DIRECTIONS => Return every record below exactly as written, omitting any pictures.

RECORDS SHOWN =>
************
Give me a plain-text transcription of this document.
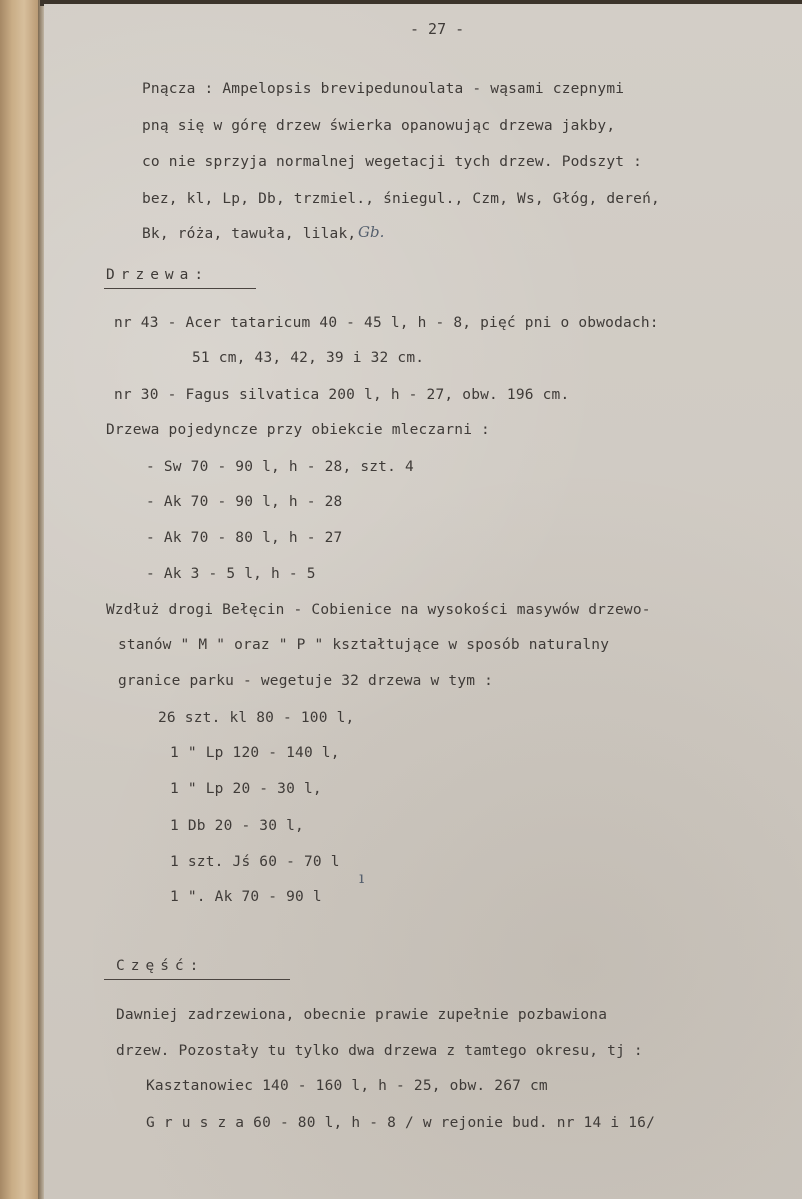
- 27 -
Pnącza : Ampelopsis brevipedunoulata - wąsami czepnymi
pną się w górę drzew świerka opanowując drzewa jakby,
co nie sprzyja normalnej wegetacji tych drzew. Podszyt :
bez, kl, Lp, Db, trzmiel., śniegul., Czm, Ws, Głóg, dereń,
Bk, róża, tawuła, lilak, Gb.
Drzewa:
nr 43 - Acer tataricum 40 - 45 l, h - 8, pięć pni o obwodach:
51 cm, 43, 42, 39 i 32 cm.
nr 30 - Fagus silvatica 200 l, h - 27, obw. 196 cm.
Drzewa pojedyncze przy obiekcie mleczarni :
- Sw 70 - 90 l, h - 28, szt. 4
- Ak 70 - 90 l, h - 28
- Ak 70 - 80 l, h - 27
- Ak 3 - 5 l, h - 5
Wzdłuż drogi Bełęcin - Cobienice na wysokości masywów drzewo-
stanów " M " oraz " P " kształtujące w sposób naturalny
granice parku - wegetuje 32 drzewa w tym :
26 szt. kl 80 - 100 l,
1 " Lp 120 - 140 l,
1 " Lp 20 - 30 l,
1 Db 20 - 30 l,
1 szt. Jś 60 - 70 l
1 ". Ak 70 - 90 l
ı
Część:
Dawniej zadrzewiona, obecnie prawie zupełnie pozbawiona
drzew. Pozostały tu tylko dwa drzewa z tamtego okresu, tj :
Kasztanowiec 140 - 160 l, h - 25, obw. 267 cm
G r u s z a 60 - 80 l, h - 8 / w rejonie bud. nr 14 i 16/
************
COMPLETED EXERCISE =>
Give me a plain-text transcription of this document.
- 27 -
Pnącza : Ampelopsis brevipedunoulata - wąsami czepnymi
pną się w górę drzew świerka opanowując drzewa jakby,
co nie sprzyja normalnej wegetacji tych drzew. Podszyt :
bez, kl, Lp, Db, trzmiel., śniegul., Czm, Ws, Głóg, dereń,
Bk, róża, tawuła, lilak, Gb.
Drzewa:
nr 43 - Acer tataricum 40 - 45 l, h - 8, pięć pni o obwodach:
51 cm, 43, 42, 39 i 32 cm.
nr 30 - Fagus silvatica 200 l, h - 27, obw. 196 cm.
Drzewa pojedyncze przy obiekcie mleczarni :
- Sw 70 - 90 l, h - 28, szt. 4
- Ak 70 - 90 l, h - 28
- Ak 70 - 80 l, h - 27
- Ak 3 - 5 l, h - 5
Wzdłuż drogi Bełęcin - Cobienice na wysokości masywów drzewo-
stanów " M " oraz " P " kształtujące w sposób naturalny
granice parku - wegetuje 32 drzewa w tym :
26 szt. kl 80 - 100 l,
1 " Lp 120 - 140 l,
1 " Lp 20 - 30 l,
1 Db 20 - 30 l,
1 szt. Jś 60 - 70 l
1 ". Ak 70 - 90 l
ı
Część:
Dawniej zadrzewiona, obecnie prawie zupełnie pozbawiona
drzew. Pozostały tu tylko dwa drzewa z tamtego okresu, tj :
Kasztanowiec 140 - 160 l, h - 25, obw. 267 cm
G r u s z a 60 - 80 l, h - 8 / w rejonie bud. nr 14 i 16/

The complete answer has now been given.